# PROBLEM TO SOLVE:
Can you extract each of the rows below and reproduce every line word for word, without changing anything?

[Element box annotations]
↓↓↓

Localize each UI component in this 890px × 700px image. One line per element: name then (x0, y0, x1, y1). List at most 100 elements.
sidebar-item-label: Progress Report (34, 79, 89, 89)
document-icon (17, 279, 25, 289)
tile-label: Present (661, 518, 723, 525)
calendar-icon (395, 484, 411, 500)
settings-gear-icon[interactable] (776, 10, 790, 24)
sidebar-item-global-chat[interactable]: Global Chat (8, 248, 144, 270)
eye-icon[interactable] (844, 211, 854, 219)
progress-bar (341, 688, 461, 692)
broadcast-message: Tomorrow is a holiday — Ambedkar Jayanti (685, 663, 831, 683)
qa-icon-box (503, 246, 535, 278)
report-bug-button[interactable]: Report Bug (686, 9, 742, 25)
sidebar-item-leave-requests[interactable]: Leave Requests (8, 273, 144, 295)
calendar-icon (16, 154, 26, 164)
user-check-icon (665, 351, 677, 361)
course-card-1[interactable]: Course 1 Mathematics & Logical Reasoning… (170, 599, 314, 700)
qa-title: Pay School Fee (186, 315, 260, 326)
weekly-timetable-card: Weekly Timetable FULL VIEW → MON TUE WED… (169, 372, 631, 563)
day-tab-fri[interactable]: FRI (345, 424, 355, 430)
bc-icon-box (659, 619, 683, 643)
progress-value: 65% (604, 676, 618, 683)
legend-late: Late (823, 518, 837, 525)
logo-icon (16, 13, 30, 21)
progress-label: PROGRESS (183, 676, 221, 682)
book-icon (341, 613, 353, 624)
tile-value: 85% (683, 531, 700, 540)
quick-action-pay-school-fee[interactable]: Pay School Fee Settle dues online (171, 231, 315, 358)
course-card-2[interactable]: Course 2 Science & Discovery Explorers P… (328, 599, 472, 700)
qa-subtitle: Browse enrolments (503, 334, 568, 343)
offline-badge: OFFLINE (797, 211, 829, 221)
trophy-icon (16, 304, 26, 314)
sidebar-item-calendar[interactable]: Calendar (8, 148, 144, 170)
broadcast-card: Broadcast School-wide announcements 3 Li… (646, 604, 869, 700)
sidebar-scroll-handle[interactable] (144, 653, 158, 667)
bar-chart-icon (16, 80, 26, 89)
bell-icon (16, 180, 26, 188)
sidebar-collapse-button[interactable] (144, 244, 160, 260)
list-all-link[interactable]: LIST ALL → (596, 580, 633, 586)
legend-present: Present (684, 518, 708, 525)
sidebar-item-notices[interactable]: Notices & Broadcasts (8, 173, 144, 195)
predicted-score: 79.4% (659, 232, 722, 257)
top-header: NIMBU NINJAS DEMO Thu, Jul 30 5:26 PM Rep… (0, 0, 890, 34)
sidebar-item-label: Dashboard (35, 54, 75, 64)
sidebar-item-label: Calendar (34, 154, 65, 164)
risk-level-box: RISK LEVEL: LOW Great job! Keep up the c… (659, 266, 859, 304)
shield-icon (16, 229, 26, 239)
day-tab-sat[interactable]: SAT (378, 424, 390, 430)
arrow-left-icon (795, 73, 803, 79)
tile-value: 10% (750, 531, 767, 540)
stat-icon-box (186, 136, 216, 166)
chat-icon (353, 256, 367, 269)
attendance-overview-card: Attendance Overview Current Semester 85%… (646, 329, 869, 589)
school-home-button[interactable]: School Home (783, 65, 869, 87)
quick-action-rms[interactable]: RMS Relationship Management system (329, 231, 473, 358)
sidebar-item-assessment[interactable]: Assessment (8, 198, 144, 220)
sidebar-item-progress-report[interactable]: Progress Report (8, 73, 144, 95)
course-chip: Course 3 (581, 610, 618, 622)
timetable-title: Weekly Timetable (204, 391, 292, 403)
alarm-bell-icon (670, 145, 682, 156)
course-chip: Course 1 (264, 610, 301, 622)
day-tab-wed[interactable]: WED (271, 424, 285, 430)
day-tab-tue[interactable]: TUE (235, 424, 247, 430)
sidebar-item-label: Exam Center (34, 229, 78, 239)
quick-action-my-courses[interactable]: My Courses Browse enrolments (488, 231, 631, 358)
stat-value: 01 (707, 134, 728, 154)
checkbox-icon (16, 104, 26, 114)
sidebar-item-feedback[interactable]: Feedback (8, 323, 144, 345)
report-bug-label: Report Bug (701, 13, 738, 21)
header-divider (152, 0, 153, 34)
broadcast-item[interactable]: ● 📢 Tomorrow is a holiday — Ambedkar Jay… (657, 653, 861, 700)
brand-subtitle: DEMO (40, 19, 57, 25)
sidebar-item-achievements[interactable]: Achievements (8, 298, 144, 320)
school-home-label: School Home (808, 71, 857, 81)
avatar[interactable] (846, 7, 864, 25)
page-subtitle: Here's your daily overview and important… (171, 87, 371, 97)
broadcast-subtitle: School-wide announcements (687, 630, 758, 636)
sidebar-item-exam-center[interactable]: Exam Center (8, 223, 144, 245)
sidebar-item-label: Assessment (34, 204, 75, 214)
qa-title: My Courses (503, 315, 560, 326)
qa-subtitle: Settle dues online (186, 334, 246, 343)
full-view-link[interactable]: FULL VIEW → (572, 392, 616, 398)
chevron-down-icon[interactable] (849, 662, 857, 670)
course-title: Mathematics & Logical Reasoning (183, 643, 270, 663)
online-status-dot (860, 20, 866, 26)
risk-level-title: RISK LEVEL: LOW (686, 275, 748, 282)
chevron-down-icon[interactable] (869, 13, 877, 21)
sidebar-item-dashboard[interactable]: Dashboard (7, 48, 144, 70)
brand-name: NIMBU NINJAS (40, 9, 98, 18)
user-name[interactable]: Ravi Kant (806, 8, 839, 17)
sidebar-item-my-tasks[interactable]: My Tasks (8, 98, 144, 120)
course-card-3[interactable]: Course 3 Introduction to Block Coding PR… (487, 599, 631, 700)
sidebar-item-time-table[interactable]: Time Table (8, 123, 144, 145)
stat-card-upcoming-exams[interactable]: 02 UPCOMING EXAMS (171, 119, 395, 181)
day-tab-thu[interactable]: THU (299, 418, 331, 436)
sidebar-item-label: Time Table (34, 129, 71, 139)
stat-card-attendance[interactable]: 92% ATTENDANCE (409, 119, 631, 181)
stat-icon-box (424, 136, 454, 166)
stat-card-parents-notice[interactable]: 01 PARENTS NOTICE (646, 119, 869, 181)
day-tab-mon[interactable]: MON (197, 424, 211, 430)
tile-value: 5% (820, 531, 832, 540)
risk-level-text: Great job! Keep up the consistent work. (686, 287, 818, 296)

↑↑↑

# WRITTEN SOLUTION:
Localize each UI component in this 890px × 700px image. One line per element: name then (x0, y0, x1, y1). List at most 100 elements.
sidebar-item-label: Progress Report (34, 79, 89, 89)
document-icon (17, 279, 25, 289)
tile-label: Present (661, 518, 723, 525)
calendar-icon (395, 484, 411, 500)
settings-gear-icon[interactable] (776, 10, 790, 24)
sidebar-item-global-chat[interactable]: Global Chat (8, 248, 144, 270)
eye-icon[interactable] (844, 211, 854, 219)
progress-bar (341, 688, 461, 692)
broadcast-message: Tomorrow is a holiday — Ambedkar Jayanti (685, 663, 831, 683)
qa-icon-box (503, 246, 535, 278)
report-bug-button[interactable]: Report Bug (686, 9, 742, 25)
sidebar-item-leave-requests[interactable]: Leave Requests (8, 273, 144, 295)
calendar-icon (16, 154, 26, 164)
user-check-icon (665, 351, 677, 361)
course-card-1[interactable]: Course 1 Mathematics & Logical Reasoning… (170, 599, 314, 700)
qa-title: Pay School Fee (186, 315, 260, 326)
weekly-timetable-card: Weekly Timetable FULL VIEW → MON TUE WED… (169, 372, 631, 563)
day-tab-fri[interactable]: FRI (345, 424, 355, 430)
bc-icon-box (659, 619, 683, 643)
progress-value: 65% (604, 676, 618, 683)
legend-late: Late (823, 518, 837, 525)
logo-icon (16, 13, 30, 21)
progress-label: PROGRESS (183, 676, 221, 682)
book-icon (341, 613, 353, 624)
tile-value: 85% (683, 531, 700, 540)
quick-action-pay-school-fee[interactable]: Pay School Fee Settle dues online (171, 231, 315, 358)
course-card-2[interactable]: Course 2 Science & Discovery Explorers P… (328, 599, 472, 700)
qa-subtitle: Browse enrolments (503, 334, 568, 343)
offline-badge: OFFLINE (797, 211, 829, 221)
trophy-icon (16, 304, 26, 314)
sidebar-item-calendar[interactable]: Calendar (8, 148, 144, 170)
broadcast-card: Broadcast School-wide announcements 3 Li… (646, 604, 869, 700)
sidebar-scroll-handle[interactable] (144, 653, 158, 667)
bar-chart-icon (16, 80, 26, 89)
bell-icon (16, 180, 26, 188)
sidebar-collapse-button[interactable] (144, 244, 160, 260)
list-all-link[interactable]: LIST ALL → (596, 580, 633, 586)
legend-present: Present (684, 518, 708, 525)
sidebar-item-notices[interactable]: Notices & Broadcasts (8, 173, 144, 195)
predicted-score: 79.4% (659, 232, 722, 257)
top-header: NIMBU NINJAS DEMO Thu, Jul 30 5:26 PM Rep… (0, 0, 890, 34)
sidebar-item-label: Dashboard (35, 54, 75, 64)
sidebar-item-label: Calendar (34, 154, 65, 164)
risk-level-box: RISK LEVEL: LOW Great job! Keep up the c… (659, 266, 859, 304)
shield-icon (16, 229, 26, 239)
day-tab-sat[interactable]: SAT (378, 424, 390, 430)
arrow-left-icon (795, 73, 803, 79)
tile-value: 10% (750, 531, 767, 540)
stat-icon-box (186, 136, 216, 166)
chat-icon (353, 256, 367, 269)
attendance-overview-card: Attendance Overview Current Semester 85%… (646, 329, 869, 589)
school-home-button[interactable]: School Home (783, 65, 869, 87)
quick-action-rms[interactable]: RMS Relationship Management system (329, 231, 473, 358)
sidebar-item-assessment[interactable]: Assessment (8, 198, 144, 220)
sidebar-item-progress-report[interactable]: Progress Report (8, 73, 144, 95)
course-chip: Course 3 (581, 610, 618, 622)
timetable-title: Weekly Timetable (204, 391, 292, 403)
alarm-bell-icon (670, 145, 682, 156)
course-chip: Course 1 (264, 610, 301, 622)
day-tab-wed[interactable]: WED (271, 424, 285, 430)
day-tab-tue[interactable]: TUE (235, 424, 247, 430)
sidebar-item-label: Exam Center (34, 229, 78, 239)
quick-action-my-courses[interactable]: My Courses Browse enrolments (488, 231, 631, 358)
stat-value: 01 (707, 134, 728, 154)
checkbox-icon (16, 104, 26, 114)
sidebar-item-feedback[interactable]: Feedback (8, 323, 144, 345)
report-bug-label: Report Bug (701, 13, 738, 21)
header-divider (152, 0, 153, 34)
broadcast-item[interactable]: ● 📢 Tomorrow is a holiday — Ambedkar Jay… (657, 653, 861, 700)
brand-subtitle: DEMO (40, 19, 57, 25)
sidebar-item-achievements[interactable]: Achievements (8, 298, 144, 320)
school-home-label: School Home (808, 71, 857, 81)
avatar[interactable] (846, 7, 864, 25)
page-subtitle: Here's your daily overview and important… (171, 87, 371, 97)
broadcast-subtitle: School-wide announcements (687, 630, 758, 636)
sidebar-item-exam-center[interactable]: Exam Center (8, 223, 144, 245)
sidebar-item-label: Assessment (34, 204, 75, 214)
qa-title: My Courses (503, 315, 560, 326)
qa-subtitle: Settle dues online (186, 334, 246, 343)
full-view-link[interactable]: FULL VIEW → (572, 392, 616, 398)
chevron-down-icon[interactable] (849, 662, 857, 670)
course-title: Mathematics & Logical Reasoning (183, 643, 270, 663)
online-status-dot (860, 20, 866, 26)
risk-level-title: RISK LEVEL: LOW (686, 275, 748, 282)
chevron-down-icon[interactable] (869, 13, 877, 21)
sidebar-item-dashboard[interactable]: Dashboard (7, 48, 144, 70)
brand-name: NIMBU NINJAS (40, 9, 98, 18)
user-name[interactable]: Ravi Kant (806, 8, 839, 17)
sidebar-item-my-tasks[interactable]: My Tasks (8, 98, 144, 120)
course-card-3[interactable]: Course 3 Introduction to Block Coding PR… (487, 599, 631, 700)
sidebar-item-time-table[interactable]: Time Table (8, 123, 144, 145)
stat-card-upcoming-exams[interactable]: 02 UPCOMING EXAMS (171, 119, 395, 181)
day-tab-thu[interactable]: THU (299, 418, 331, 436)
sidebar-item-label: Time Table (34, 129, 71, 139)
stat-card-attendance[interactable]: 92% ATTENDANCE (409, 119, 631, 181)
stat-icon-box (424, 136, 454, 166)
stat-card-parents-notice[interactable]: 01 PARENTS NOTICE (646, 119, 869, 181)
day-tab-mon[interactable]: MON (197, 424, 211, 430)
tile-value: 5% (820, 531, 832, 540)
risk-level-text: Great job! Keep up the consistent work. (686, 287, 818, 296)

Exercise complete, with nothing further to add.